## [YOUR TASK]
From the text about the station WDCN-LD, reproduce word for word the portion that begins at the words "WDCN-LD, VHF digital" and stops after "Spanish contemporary hits.".

═════ TEXT SHOWN ═════

WDCN-LD, VHF digital channel 6, branded on air as La Nueva 87.7, is a low-powered Spanish-language television station licensed to Washington, D.C., United States. WDCN-LD markets itself as a conventional radio station broadcasting Spanish contemporary hits.

History
In the analog television era, stations on television channel 6 broadcast an FM audio signal at 87.75 MHz which is receivable by ordinary FM radios. These stations, colloquially known as "Franken-FMs", took advantage of this fact and a loophole in Federal Communications Commission (FCC) regulations that only require a television station to broadcast some kind of video content, not that the video and audio content are related.

Low-powered analog stations were exempt from the 2009 digital television transition, allowing WDCN-LP to continue operating as a Franken-FM. However, the later set a 2021 deadline for all low-powered stations to cease operating in analog. Several Franken-FMs proposed experimentally embedding an FM carrier at 87.7 MHz inside an ATSC 3.0 signal, which tests later showed to be technically feasible; the FCC is allowing this under special temporary authority, provided the stations broadcast at least one accompanying television service, and the FM and television signals have similar coverage.

═════ DATA EXTRACT ═════

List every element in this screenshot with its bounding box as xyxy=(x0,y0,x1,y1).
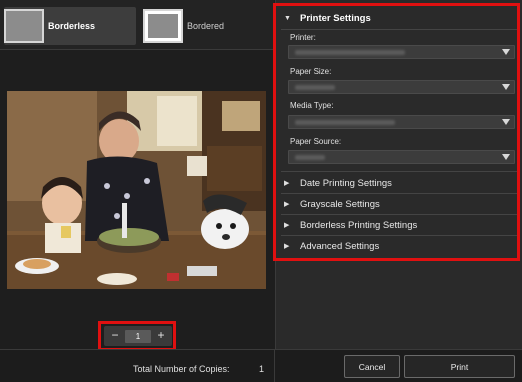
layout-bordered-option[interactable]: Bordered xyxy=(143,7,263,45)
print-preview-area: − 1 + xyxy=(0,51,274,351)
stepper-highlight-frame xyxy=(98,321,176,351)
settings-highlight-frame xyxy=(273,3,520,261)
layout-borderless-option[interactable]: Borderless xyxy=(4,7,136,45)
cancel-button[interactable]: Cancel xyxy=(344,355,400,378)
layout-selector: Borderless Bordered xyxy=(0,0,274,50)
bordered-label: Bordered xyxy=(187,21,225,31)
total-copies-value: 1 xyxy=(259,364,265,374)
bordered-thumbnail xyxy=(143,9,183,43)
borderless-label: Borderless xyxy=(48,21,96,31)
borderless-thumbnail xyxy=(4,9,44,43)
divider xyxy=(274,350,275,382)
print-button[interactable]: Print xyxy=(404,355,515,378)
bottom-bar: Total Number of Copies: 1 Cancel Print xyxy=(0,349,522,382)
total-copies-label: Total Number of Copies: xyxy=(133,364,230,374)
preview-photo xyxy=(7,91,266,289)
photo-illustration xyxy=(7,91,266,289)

═════
═════ DATA EXTRACT ═════

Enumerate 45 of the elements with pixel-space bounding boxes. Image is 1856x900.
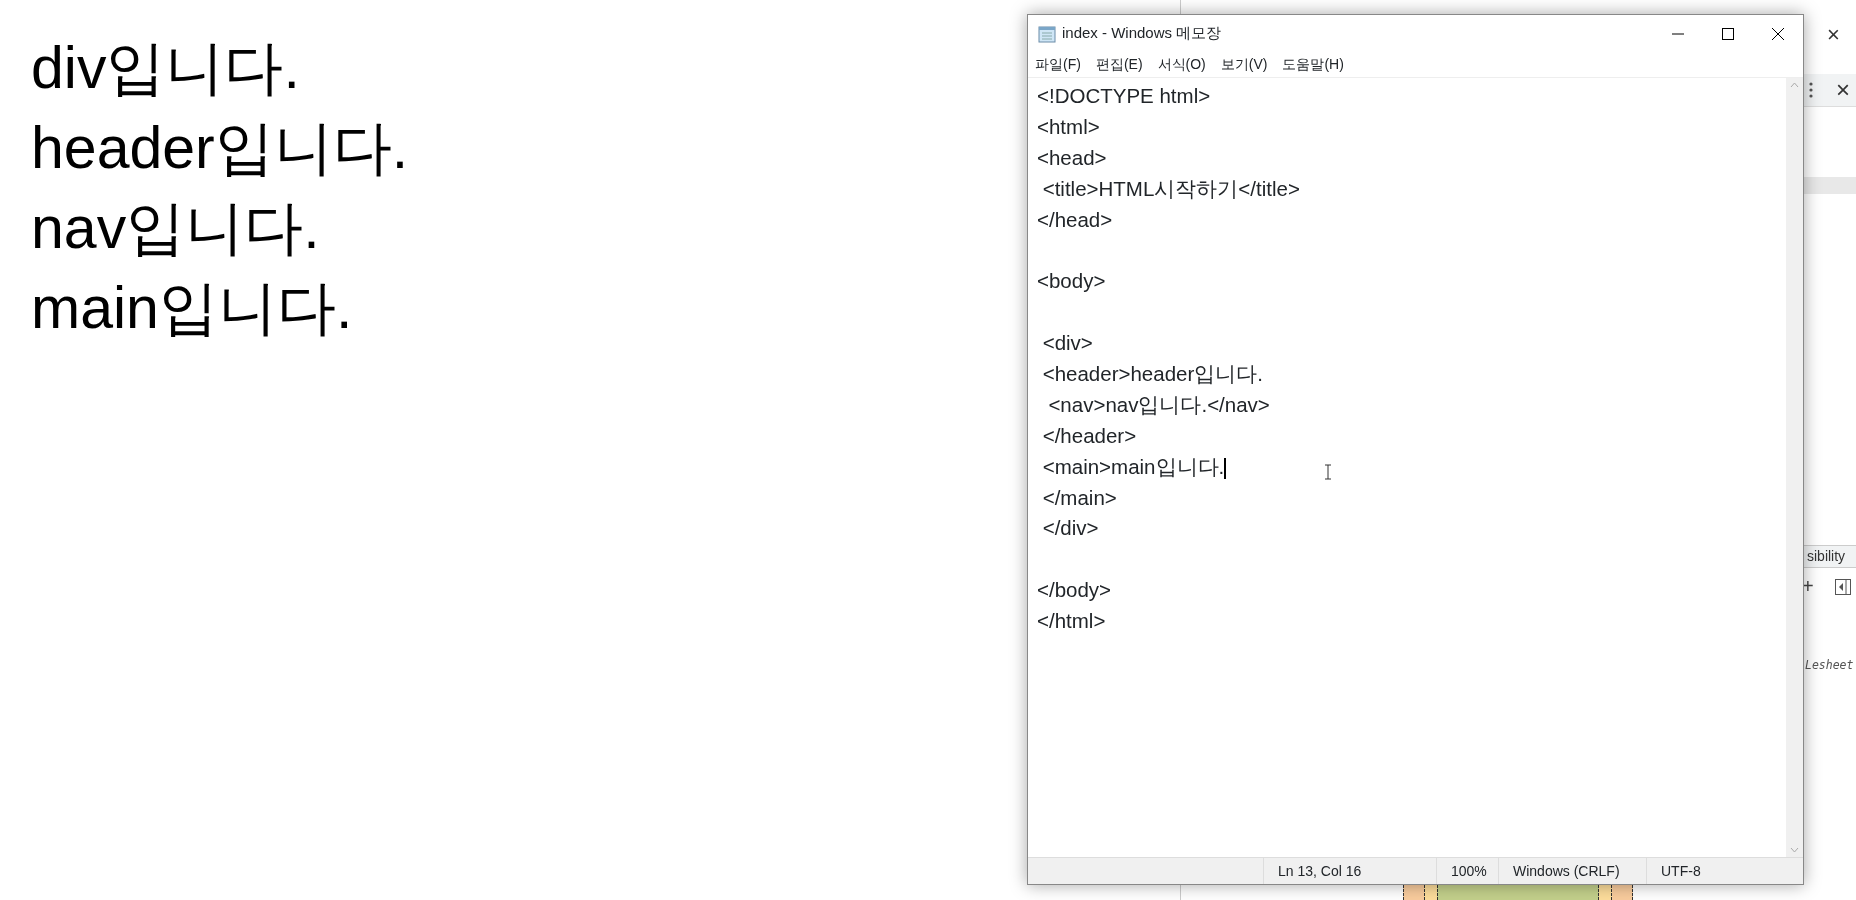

═════

## [SOLUTION TO THE PROBLEM]
WDCN-LD, VHF digital channel 6, branded on air as La Nueva 87.7, is a low-powered Spanish-language television station licensed to Washington, D.C., United States. WDCN-LD markets itself as a conventional radio station broadcasting Spanish contemporary hits.